-------- Given data --------

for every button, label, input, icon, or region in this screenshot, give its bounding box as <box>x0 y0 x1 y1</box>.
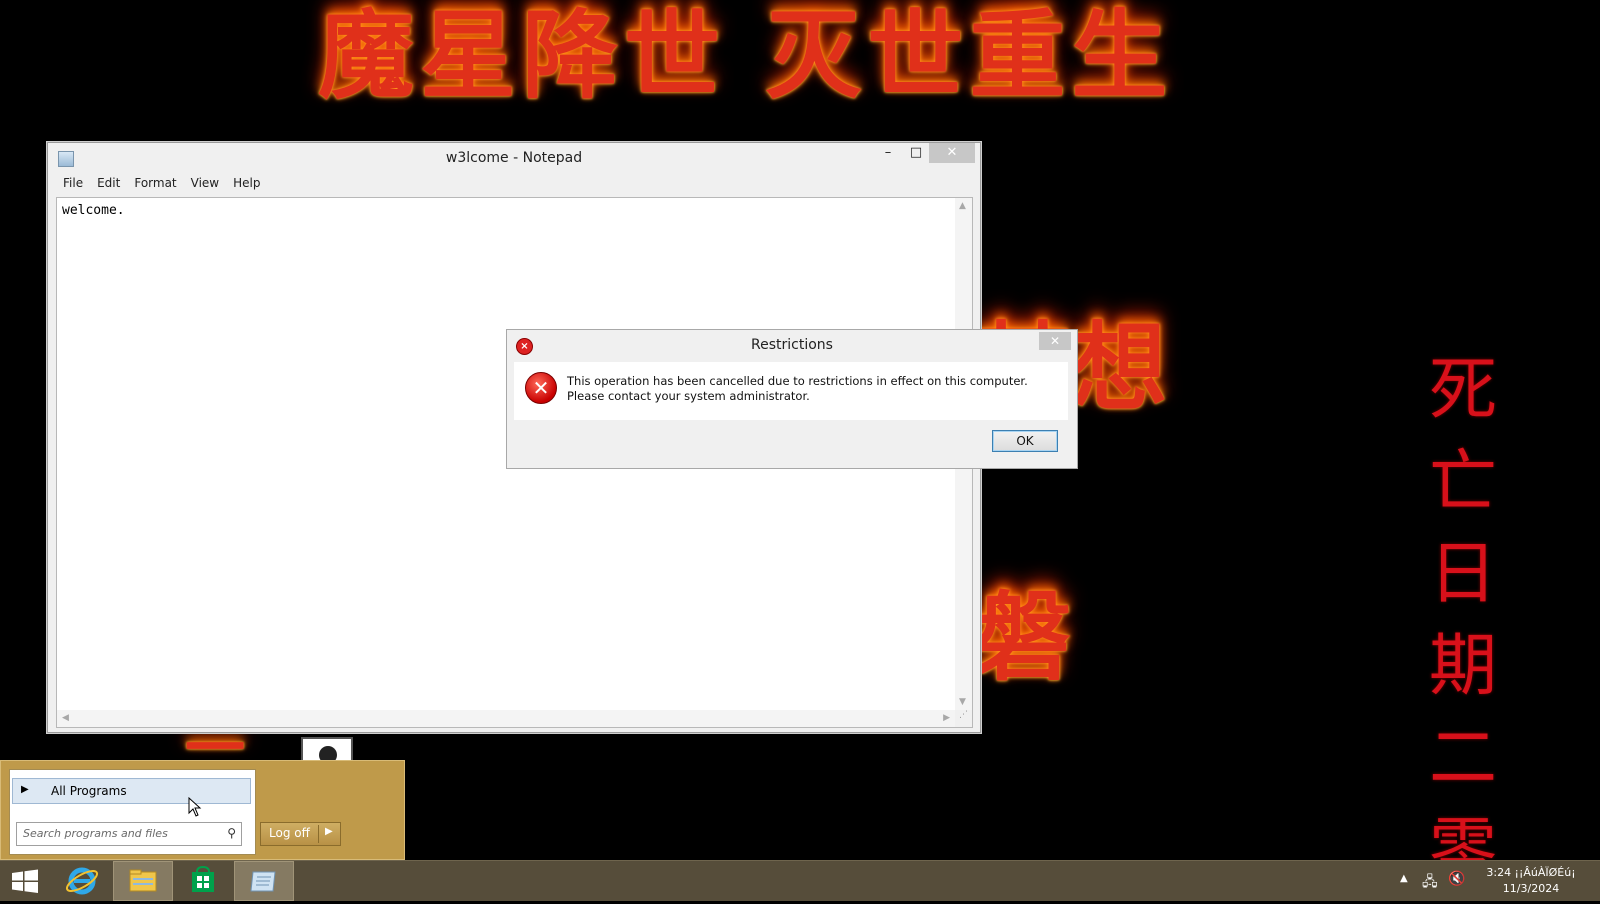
show-hidden-icons-icon[interactable]: ▲ <box>1400 873 1408 884</box>
wallpaper-top-text: 魔星降世 灭世重生 <box>318 0 1174 112</box>
wallpaper-vertical-char: 二 <box>1428 719 1497 798</box>
wallpaper-vertical-char: 期 <box>1428 627 1497 706</box>
clock-date: 11/3/2024 <box>1502 882 1560 895</box>
logoff-label: Log off <box>269 826 310 840</box>
dialog-titlebar[interactable]: × Restrictions ✕ <box>507 330 1077 360</box>
wallpaper-mid-text-2: 磐 <box>975 581 1071 694</box>
system-tray: ▲ 🖧 🔇 3:24 ¡¡ÂúÀÏØÉú¡ 11/3/2024 <box>1360 861 1600 901</box>
network-icon[interactable]: 🖧 <box>1422 871 1438 895</box>
logoff-options-arrow-icon[interactable]: ▶ <box>325 826 333 837</box>
search-icon[interactable]: ⚲ <box>227 826 236 840</box>
minimize-button[interactable]: – <box>874 143 902 163</box>
all-programs-item[interactable]: ▶ All Programs <box>12 778 251 804</box>
start-menu: ▶ All Programs ⚲ Log off ▶ <box>0 760 405 860</box>
all-programs-label: All Programs <box>51 784 127 798</box>
taskbar: ▲ 🖧 🔇 3:24 ¡¡ÂúÀÏØÉú¡ 11/3/2024 <box>0 860 1600 901</box>
clock-time: 3:24 ¡¡ÂúÀÏØÉú¡ <box>1486 866 1576 879</box>
wallpaper-vertical-char: 死 <box>1428 351 1497 430</box>
search-input[interactable] <box>17 823 213 843</box>
scroll-right-icon[interactable]: ▶ <box>943 713 950 723</box>
menu-view[interactable]: View <box>184 173 226 195</box>
notepad-titlebar[interactable]: w3lcome - Notepad – □ ✕ <box>48 143 980 173</box>
wallpaper-vertical-char: 亡 <box>1428 443 1497 522</box>
notepad-title: w3lcome - Notepad <box>445 150 583 166</box>
horizontal-scrollbar[interactable]: ◀ ▶ <box>57 710 955 727</box>
menu-format[interactable]: Format <box>127 173 183 195</box>
scroll-up-icon[interactable]: ▲ <box>959 201 966 211</box>
menu-file[interactable]: File <box>56 173 90 195</box>
dialog-body: ✕ This operation has been cancelled due … <box>514 362 1068 420</box>
maximize-button[interactable]: □ <box>902 143 930 163</box>
start-menu-programs-pane: ▶ All Programs ⚲ <box>9 769 256 855</box>
menu-edit[interactable]: Edit <box>90 173 127 195</box>
wallpaper-vertical-text: 死 亡 日 期 二 零 <box>1428 345 1498 897</box>
notepad-taskbar-icon[interactable] <box>234 861 294 901</box>
wallpaper-vertical-char: 日 <box>1428 535 1497 614</box>
dialog-message: This operation has been cancelled due to… <box>567 374 1028 403</box>
error-icon: ✕ <box>525 372 557 404</box>
scroll-down-icon[interactable]: ▼ <box>959 697 966 707</box>
triangle-right-icon: ▶ <box>21 784 29 795</box>
scroll-left-icon[interactable]: ◀ <box>62 713 69 723</box>
resize-grip-icon[interactable]: ⋰ <box>955 710 972 727</box>
ok-button[interactable]: OK <box>992 430 1058 452</box>
close-button[interactable]: ✕ <box>929 143 975 163</box>
file-explorer-icon[interactable] <box>113 861 173 901</box>
internet-explorer-icon[interactable] <box>52 861 112 901</box>
notepad-menubar: File Edit Format View Help <box>48 173 980 195</box>
restrictions-dialog[interactable]: × Restrictions ✕ ✕ This operation has be… <box>506 329 1078 469</box>
dialog-close-button[interactable]: ✕ <box>1039 332 1071 350</box>
notepad-content[interactable]: welcome. <box>62 203 125 218</box>
windows-start-icon[interactable] <box>0 861 60 901</box>
start-search-box[interactable]: ⚲ <box>16 822 242 846</box>
volume-muted-icon[interactable]: 🔇 <box>1448 871 1465 887</box>
logoff-button[interactable]: Log off ▶ <box>260 822 341 846</box>
windows-store-icon[interactable] <box>173 861 233 901</box>
clock[interactable]: 3:24 ¡¡ÂúÀÏØÉú¡ 11/3/2024 <box>1465 865 1597 897</box>
dialog-title: Restrictions <box>751 337 833 353</box>
menu-help[interactable]: Help <box>226 173 267 195</box>
logoff-separator <box>318 825 319 843</box>
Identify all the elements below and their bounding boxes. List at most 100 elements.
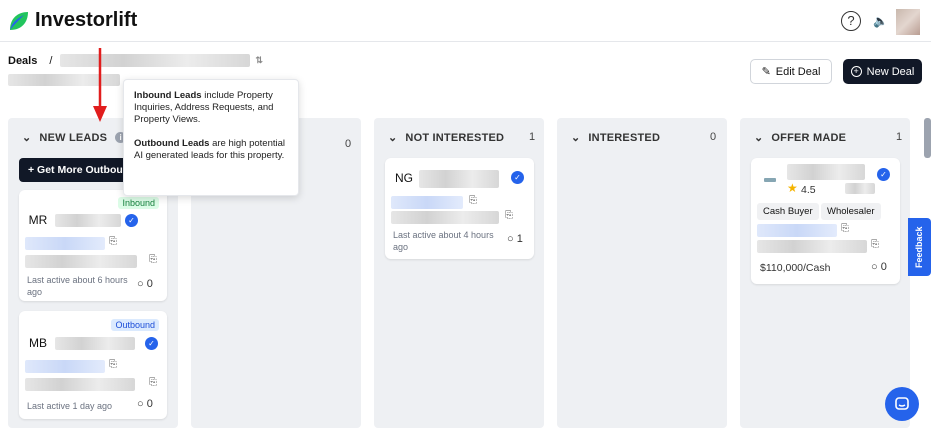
lead-card[interactable]: NG ✓ ⎘ ⎘ Last active about 4 hours ago ○… bbox=[385, 158, 534, 259]
column-offer-made: ⌄ OFFER MADE 1 ✓ ★ 4.5 Cash Buyer Wholes… bbox=[740, 118, 910, 428]
breadcrumb-separator: / bbox=[49, 54, 53, 67]
buyer-card[interactable]: ✓ ★ 4.5 Cash Buyer Wholesaler ⎘ ⎘ $110,0… bbox=[751, 158, 900, 284]
tag-cash-buyer: Cash Buyer bbox=[757, 203, 819, 220]
app-name: Investorlift bbox=[35, 9, 138, 31]
column-count: 0 bbox=[710, 131, 717, 143]
verified-icon: ✓ bbox=[145, 337, 158, 350]
inbound-badge: Inbound bbox=[118, 197, 159, 209]
comment-count-value: 0 bbox=[880, 261, 887, 273]
last-active-text: Last active about 4 hours ago bbox=[393, 230, 494, 252]
comment-count-value: 0 bbox=[146, 278, 153, 290]
lead-phone-redacted bbox=[25, 237, 105, 250]
new-deal-label: New Deal bbox=[866, 65, 915, 78]
speaker-icon[interactable]: 🔈 bbox=[873, 14, 888, 28]
comment-count[interactable]: ○ 0 bbox=[137, 278, 153, 290]
column-count: 0 bbox=[345, 138, 352, 150]
lead-initials: MR bbox=[28, 213, 48, 227]
new-deal-button[interactable]: + New Deal bbox=[843, 59, 922, 84]
column-not-interested: ⌄ NOT INTERESTED 1 NG ✓ ⎘ ⎘ Last active … bbox=[374, 118, 544, 428]
column-header[interactable]: ⌄ INTERESTED bbox=[571, 131, 661, 145]
board-scrollbar[interactable] bbox=[924, 118, 931, 158]
copy-icon[interactable]: ⎘ bbox=[109, 236, 117, 247]
tooltip-inbound: Inbound Leads include Property Inquiries… bbox=[134, 90, 288, 126]
column-title: NEW LEADS bbox=[39, 131, 108, 144]
tooltip-outbound: Outbound Leads are high potential AI gen… bbox=[134, 138, 288, 162]
top-header: Investorlift ? 🔈 bbox=[0, 0, 931, 42]
chat-launcher-button[interactable] bbox=[885, 387, 919, 421]
outbound-badge: Outbound bbox=[111, 319, 159, 331]
comment-icon: ○ bbox=[137, 398, 144, 410]
chat-icon bbox=[895, 397, 909, 410]
lead-phone-redacted bbox=[25, 360, 105, 373]
breadcrumb-deals[interactable]: Deals bbox=[8, 55, 37, 67]
feedback-tab[interactable]: Feedback bbox=[908, 218, 931, 276]
comment-count[interactable]: ○ 1 bbox=[507, 233, 523, 245]
verified-icon: ✓ bbox=[125, 214, 138, 227]
chevron-down-icon: ⌄ bbox=[754, 132, 764, 144]
column-interested: ⌄ INTERESTED 0 bbox=[557, 118, 727, 428]
buyer-rating: 4.5 bbox=[801, 184, 816, 196]
verified-icon: ✓ bbox=[877, 168, 890, 181]
verified-icon: ✓ bbox=[511, 171, 524, 184]
red-arrow-annotation bbox=[93, 48, 107, 122]
app-logo[interactable]: Investorlift bbox=[8, 9, 137, 32]
copy-icon[interactable]: ⎘ bbox=[109, 359, 117, 370]
column-header[interactable]: ⌄ OFFER MADE bbox=[754, 131, 847, 145]
comment-count-value: 0 bbox=[146, 398, 153, 410]
company-logo-icon bbox=[764, 178, 776, 182]
breadcrumb-deal-name-redacted bbox=[60, 54, 251, 67]
lead-name-redacted bbox=[55, 214, 121, 227]
lead-name-redacted bbox=[419, 170, 499, 188]
lead-initials: MB bbox=[29, 336, 47, 350]
column-count: 1 bbox=[529, 131, 536, 143]
lead-card[interactable]: Inbound MR ✓ ⎘ ⎘ Last active about 6 hou… bbox=[19, 190, 167, 301]
chevron-down-icon: ⌄ bbox=[571, 132, 581, 144]
buyer-name-redacted bbox=[787, 164, 865, 180]
copy-icon[interactable]: ⎘ bbox=[505, 210, 513, 221]
column-header[interactable]: ⌄ NOT INTERESTED bbox=[388, 131, 505, 145]
plus-circle-icon: + bbox=[850, 66, 862, 77]
copy-icon[interactable]: ⎘ bbox=[149, 377, 157, 388]
copy-icon[interactable]: ⎘ bbox=[871, 239, 879, 250]
chevron-updown-icon[interactable]: ⇅ bbox=[255, 55, 263, 66]
lead-email-redacted bbox=[391, 211, 499, 224]
edit-deal-label: Edit Deal bbox=[775, 65, 821, 78]
buyer-phone-redacted bbox=[757, 224, 837, 237]
pencil-icon: ✎ bbox=[761, 66, 771, 78]
last-active-text: Last active 1 day ago bbox=[27, 401, 113, 411]
leaf-logo-icon bbox=[10, 11, 28, 30]
tag-wholesaler: Wholesaler bbox=[821, 203, 881, 220]
column-title: OFFER MADE bbox=[771, 131, 847, 144]
buyer-detail-redacted bbox=[845, 183, 875, 194]
column-title: INTERESTED bbox=[588, 131, 661, 144]
copy-icon[interactable]: ⎘ bbox=[469, 195, 477, 206]
copy-icon[interactable]: ⎘ bbox=[149, 254, 157, 265]
column-title: NOT INTERESTED bbox=[405, 131, 505, 144]
comment-count[interactable]: ○ 0 bbox=[137, 398, 153, 410]
column-header[interactable]: ⌄ NEW LEADS i bbox=[22, 131, 127, 144]
last-active-text: Last active about 6 hours ago bbox=[27, 275, 128, 297]
lead-card[interactable]: Outbound MB ✓ ⎘ ⎘ Last active 1 day ago … bbox=[19, 311, 167, 419]
comment-icon: ○ bbox=[871, 261, 878, 273]
offer-amount: $110,000/Cash bbox=[760, 262, 831, 274]
copy-icon[interactable]: ⎘ bbox=[841, 223, 849, 234]
tooltip-inbound-title: Inbound Leads bbox=[134, 90, 202, 101]
lead-initials: NG bbox=[395, 171, 413, 185]
lead-name-redacted bbox=[55, 337, 135, 350]
star-icon: ★ bbox=[787, 181, 798, 195]
comment-icon: ○ bbox=[507, 233, 514, 245]
lead-email-redacted bbox=[25, 255, 137, 268]
comment-icon: ○ bbox=[137, 278, 144, 290]
chevron-down-icon: ⌄ bbox=[388, 132, 398, 144]
comment-count-value: 1 bbox=[516, 233, 523, 245]
avatar[interactable] bbox=[896, 9, 920, 35]
buyer-email-redacted bbox=[757, 240, 867, 253]
tooltip-outbound-title: Outbound Leads bbox=[134, 138, 210, 149]
comment-count[interactable]: ○ 0 bbox=[871, 261, 887, 273]
get-more-outbound-label: + Get More Outbound bbox=[28, 164, 136, 176]
lead-phone-redacted bbox=[391, 196, 463, 209]
help-icon[interactable]: ? bbox=[841, 11, 861, 31]
chevron-down-icon: ⌄ bbox=[22, 132, 32, 144]
edit-deal-button[interactable]: ✎ Edit Deal bbox=[750, 59, 832, 84]
lead-email-redacted bbox=[25, 378, 135, 391]
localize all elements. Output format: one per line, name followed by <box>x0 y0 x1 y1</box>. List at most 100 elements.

--------

Please copy the items from the line with "show-hidden-icons-icon[interactable]: ▲ <box>1400" up to and including the line with "logoff-label: Log off", reproducing each one unchanged.

- Completed exercise
show-hidden-icons-icon[interactable]: ▲ <box>1400 873 1408 884</box>
wallpaper-top-text: 魔星降世 灭世重生 <box>318 0 1174 112</box>
wallpaper-vertical-char: 二 <box>1428 719 1497 798</box>
wallpaper-vertical-char: 期 <box>1428 627 1497 706</box>
clock-date: 11/3/2024 <box>1502 882 1560 895</box>
logoff-label: Log off <box>269 826 310 840</box>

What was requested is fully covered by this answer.